__STORED RECORDS__

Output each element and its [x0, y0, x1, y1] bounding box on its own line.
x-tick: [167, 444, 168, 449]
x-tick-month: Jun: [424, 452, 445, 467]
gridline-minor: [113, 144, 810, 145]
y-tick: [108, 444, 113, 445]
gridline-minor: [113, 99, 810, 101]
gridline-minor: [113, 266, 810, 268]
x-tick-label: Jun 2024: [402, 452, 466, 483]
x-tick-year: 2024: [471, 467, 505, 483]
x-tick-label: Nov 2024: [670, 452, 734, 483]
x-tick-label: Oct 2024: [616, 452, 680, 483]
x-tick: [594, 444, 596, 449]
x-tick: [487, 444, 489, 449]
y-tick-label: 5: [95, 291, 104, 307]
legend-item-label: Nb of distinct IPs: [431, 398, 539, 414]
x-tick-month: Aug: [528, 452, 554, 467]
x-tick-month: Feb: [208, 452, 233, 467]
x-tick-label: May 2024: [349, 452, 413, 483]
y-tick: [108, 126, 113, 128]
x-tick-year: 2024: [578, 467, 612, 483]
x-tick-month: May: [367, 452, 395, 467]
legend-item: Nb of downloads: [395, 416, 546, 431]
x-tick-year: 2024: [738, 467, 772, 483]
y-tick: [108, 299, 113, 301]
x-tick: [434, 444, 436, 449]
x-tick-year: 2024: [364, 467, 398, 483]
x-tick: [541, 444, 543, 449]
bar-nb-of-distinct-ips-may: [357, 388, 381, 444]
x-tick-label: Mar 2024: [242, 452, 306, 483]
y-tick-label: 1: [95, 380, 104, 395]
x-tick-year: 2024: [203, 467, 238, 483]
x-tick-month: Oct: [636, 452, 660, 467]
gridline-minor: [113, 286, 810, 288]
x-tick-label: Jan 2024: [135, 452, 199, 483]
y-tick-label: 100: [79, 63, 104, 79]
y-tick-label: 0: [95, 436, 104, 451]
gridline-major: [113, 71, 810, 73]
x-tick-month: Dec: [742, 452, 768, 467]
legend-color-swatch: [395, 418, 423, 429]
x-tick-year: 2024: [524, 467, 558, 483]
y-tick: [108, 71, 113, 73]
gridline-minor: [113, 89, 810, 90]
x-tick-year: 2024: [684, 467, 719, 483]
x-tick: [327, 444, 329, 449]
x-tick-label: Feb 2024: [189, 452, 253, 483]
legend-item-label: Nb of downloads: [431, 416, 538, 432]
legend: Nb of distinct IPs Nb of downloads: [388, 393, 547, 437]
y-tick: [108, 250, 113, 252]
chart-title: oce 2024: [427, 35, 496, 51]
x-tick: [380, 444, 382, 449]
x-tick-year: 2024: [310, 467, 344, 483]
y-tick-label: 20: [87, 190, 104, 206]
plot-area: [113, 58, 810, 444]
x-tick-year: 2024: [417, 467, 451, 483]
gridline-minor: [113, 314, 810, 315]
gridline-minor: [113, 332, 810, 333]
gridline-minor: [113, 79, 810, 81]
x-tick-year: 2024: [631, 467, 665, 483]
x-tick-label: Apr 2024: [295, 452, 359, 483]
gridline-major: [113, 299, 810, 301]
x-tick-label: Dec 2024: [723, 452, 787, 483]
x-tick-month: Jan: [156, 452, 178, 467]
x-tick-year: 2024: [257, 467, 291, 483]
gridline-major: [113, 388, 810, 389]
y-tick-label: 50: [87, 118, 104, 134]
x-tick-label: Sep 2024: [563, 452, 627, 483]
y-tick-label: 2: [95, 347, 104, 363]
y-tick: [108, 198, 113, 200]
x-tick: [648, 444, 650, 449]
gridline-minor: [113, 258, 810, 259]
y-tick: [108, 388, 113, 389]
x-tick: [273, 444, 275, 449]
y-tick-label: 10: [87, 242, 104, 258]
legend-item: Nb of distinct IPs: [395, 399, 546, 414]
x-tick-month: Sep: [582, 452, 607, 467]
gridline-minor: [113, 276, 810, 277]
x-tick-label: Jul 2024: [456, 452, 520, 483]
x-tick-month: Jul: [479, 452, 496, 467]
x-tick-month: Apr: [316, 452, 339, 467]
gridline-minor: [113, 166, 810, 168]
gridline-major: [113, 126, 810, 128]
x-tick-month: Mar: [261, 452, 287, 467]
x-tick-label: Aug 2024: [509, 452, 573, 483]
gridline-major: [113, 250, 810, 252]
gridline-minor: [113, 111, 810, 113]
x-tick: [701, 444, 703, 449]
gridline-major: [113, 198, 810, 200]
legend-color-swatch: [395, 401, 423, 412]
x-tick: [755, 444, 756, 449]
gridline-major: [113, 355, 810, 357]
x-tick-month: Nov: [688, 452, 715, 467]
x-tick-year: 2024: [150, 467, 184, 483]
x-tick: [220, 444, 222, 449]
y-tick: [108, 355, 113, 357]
--
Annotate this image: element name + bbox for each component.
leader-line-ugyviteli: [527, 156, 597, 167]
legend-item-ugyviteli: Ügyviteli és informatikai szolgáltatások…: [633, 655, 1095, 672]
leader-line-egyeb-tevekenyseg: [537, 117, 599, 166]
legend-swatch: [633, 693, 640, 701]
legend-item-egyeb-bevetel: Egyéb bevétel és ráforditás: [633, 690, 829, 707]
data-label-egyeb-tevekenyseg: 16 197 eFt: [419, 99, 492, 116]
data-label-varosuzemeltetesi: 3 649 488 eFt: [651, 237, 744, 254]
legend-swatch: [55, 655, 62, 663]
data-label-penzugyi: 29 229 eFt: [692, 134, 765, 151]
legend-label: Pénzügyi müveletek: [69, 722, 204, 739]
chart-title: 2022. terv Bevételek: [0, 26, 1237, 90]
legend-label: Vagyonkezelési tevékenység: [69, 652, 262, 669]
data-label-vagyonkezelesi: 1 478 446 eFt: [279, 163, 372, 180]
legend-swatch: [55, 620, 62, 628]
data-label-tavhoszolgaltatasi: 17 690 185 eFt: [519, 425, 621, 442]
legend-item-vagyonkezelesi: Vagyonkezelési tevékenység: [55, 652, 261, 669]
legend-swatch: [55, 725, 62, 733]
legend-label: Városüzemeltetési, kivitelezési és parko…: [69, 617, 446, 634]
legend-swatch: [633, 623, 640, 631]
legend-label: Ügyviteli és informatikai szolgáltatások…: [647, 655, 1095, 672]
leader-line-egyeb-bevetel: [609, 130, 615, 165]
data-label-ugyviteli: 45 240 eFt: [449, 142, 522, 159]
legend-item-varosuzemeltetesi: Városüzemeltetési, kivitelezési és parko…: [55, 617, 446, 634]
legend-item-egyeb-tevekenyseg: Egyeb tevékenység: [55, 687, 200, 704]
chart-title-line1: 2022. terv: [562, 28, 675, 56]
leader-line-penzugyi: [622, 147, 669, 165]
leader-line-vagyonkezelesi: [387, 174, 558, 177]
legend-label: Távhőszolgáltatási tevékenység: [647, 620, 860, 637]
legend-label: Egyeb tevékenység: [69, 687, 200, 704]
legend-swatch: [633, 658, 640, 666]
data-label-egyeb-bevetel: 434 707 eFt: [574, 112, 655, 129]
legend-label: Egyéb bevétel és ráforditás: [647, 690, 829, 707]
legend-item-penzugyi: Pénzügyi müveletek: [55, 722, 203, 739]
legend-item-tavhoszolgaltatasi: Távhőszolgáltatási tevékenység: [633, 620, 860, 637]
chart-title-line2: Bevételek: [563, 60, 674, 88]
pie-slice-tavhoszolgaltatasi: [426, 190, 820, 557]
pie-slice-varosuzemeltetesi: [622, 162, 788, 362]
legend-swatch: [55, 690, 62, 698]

__SET EXERCISE__
Identify every line in the listing above that contains the string "Ügyviteli", treating uppercase and lowercase letters as different, and copy each of those lines in full.

__SOLUTION TO THE PROBLEM__
legend-item-ugyviteli: Ügyviteli és informatikai szolgáltatások…: [633, 655, 1095, 672]
legend-label: Ügyviteli és informatikai szolgáltatások…: [647, 655, 1095, 672]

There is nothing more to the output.